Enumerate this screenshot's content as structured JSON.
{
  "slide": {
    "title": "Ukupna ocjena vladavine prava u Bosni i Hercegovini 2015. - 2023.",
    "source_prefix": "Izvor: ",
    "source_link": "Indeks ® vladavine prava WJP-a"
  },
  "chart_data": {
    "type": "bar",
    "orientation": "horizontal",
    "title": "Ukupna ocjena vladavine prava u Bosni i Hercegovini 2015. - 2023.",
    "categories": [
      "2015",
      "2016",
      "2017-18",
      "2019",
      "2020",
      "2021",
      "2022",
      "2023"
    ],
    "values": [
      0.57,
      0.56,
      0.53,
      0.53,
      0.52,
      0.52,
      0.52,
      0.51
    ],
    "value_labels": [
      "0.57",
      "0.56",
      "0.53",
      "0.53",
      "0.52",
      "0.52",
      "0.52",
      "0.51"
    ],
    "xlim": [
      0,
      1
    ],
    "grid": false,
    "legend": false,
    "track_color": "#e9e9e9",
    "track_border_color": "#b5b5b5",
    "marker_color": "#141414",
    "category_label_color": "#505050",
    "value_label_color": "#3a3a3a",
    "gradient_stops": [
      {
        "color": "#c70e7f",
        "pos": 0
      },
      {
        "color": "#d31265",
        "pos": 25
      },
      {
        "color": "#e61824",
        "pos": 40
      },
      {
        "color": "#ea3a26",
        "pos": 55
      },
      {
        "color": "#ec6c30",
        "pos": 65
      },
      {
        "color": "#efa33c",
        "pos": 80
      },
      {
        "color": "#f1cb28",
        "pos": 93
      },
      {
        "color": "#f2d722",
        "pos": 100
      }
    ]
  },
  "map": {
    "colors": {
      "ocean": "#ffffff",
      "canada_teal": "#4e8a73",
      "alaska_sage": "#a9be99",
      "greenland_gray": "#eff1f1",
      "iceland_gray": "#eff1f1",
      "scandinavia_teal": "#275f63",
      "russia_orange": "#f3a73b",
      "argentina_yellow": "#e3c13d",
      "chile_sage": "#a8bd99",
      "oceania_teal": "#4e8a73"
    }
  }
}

**Short exercise:** Print every entry exactly as it appears.

**The output:**
Enumerate this screenshot's content as structured JSON.
{
  "slide": {
    "title": "Ukupna ocjena vladavine prava u Bosni i Hercegovini 2015. - 2023.",
    "source_prefix": "Izvor: ",
    "source_link": "Indeks ® vladavine prava WJP-a"
  },
  "chart_data": {
    "type": "bar",
    "orientation": "horizontal",
    "title": "Ukupna ocjena vladavine prava u Bosni i Hercegovini 2015. - 2023.",
    "categories": [
      "2015",
      "2016",
      "2017-18",
      "2019",
      "2020",
      "2021",
      "2022",
      "2023"
    ],
    "values": [
      0.57,
      0.56,
      0.53,
      0.53,
      0.52,
      0.52,
      0.52,
      0.51
    ],
    "value_labels": [
      "0.57",
      "0.56",
      "0.53",
      "0.53",
      "0.52",
      "0.52",
      "0.52",
      "0.51"
    ],
    "xlim": [
      0,
      1
    ],
    "grid": false,
    "legend": false,
    "track_color": "#e9e9e9",
    "track_border_color": "#b5b5b5",
    "marker_color": "#141414",
    "category_label_color": "#505050",
    "value_label_color": "#3a3a3a",
    "gradient_stops": [
      {
        "color": "#c70e7f",
        "pos": 0
      },
      {
        "color": "#d31265",
        "pos": 25
      },
      {
        "color": "#e61824",
        "pos": 40
      },
      {
        "color": "#ea3a26",
        "pos": 55
      },
      {
        "color": "#ec6c30",
        "pos": 65
      },
      {
        "color": "#efa33c",
        "pos": 80
      },
      {
        "color": "#f1cb28",
        "pos": 93
      },
      {
        "color": "#f2d722",
        "pos": 100
      }
    ]
  },
  "map": {
    "colors": {
      "ocean": "#ffffff",
      "canada_teal": "#4e8a73",
      "alaska_sage": "#a9be99",
      "greenland_gray": "#eff1f1",
      "iceland_gray": "#eff1f1",
      "scandinavia_teal": "#275f63",
      "russia_orange": "#f3a73b",
      "argentina_yellow": "#e3c13d",
      "chile_sage": "#a8bd99",
      "oceania_teal": "#4e8a73"
    }
  }
}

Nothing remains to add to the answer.